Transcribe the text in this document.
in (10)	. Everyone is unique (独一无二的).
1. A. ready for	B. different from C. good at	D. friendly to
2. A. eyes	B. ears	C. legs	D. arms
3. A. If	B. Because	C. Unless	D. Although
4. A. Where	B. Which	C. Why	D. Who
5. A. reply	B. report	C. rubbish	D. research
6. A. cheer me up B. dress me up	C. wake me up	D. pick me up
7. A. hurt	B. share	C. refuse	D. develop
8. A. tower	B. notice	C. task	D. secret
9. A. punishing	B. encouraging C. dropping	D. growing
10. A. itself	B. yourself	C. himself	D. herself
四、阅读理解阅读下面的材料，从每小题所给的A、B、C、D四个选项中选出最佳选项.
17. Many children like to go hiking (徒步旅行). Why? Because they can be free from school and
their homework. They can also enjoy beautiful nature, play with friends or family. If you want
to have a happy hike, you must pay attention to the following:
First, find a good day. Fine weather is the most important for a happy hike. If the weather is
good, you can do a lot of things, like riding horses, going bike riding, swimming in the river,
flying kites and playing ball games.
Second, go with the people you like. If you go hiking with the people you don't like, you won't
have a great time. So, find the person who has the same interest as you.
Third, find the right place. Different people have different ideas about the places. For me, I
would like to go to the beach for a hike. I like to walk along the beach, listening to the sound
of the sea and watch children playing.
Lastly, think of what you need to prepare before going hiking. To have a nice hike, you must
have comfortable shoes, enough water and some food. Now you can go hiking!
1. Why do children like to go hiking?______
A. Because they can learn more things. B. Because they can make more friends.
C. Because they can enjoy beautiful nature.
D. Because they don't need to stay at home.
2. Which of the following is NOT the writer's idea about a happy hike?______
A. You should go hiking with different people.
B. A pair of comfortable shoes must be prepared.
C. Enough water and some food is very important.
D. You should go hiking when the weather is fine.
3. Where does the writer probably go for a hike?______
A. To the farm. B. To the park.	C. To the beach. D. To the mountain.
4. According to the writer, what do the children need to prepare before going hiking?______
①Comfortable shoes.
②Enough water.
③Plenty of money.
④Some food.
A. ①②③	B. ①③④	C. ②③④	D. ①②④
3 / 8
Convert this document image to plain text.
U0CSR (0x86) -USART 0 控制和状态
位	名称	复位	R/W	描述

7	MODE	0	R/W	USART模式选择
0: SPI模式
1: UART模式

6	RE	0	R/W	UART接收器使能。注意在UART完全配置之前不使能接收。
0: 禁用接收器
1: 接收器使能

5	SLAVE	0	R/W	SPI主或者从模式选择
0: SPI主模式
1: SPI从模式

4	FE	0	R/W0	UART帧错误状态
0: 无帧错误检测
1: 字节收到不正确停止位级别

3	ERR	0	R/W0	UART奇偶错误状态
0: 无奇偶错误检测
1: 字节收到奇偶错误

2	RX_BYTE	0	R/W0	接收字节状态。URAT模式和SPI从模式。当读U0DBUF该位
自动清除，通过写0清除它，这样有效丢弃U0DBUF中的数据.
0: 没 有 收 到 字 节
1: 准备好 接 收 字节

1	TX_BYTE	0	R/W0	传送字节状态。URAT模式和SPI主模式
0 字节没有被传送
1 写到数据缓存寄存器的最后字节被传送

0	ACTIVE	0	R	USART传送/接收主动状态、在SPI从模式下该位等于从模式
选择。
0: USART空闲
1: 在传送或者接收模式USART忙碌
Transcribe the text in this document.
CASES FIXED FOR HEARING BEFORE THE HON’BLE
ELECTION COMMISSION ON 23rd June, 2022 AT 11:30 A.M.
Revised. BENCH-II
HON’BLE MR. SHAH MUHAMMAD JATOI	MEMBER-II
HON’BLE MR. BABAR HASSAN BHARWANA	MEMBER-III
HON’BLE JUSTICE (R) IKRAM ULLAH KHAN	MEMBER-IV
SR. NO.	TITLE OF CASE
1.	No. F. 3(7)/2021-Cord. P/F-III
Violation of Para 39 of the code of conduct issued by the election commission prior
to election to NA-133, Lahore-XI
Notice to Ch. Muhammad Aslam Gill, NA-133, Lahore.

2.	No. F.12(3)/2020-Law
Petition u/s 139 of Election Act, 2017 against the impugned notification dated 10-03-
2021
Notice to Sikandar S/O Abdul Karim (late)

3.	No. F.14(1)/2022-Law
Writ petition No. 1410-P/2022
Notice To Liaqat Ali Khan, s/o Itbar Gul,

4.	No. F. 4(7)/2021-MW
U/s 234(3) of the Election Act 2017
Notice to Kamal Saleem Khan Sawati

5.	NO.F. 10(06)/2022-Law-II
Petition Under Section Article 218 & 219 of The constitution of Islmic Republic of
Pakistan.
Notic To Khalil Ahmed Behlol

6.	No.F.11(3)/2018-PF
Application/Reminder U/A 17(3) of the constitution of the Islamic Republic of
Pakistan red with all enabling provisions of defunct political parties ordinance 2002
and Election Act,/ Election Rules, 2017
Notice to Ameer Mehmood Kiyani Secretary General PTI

----

Filter the records above for "Pakistan" and copy every matching line.

Pakistan.
Pakistan red with all enabling provisions of defunct political parties ordinance 2002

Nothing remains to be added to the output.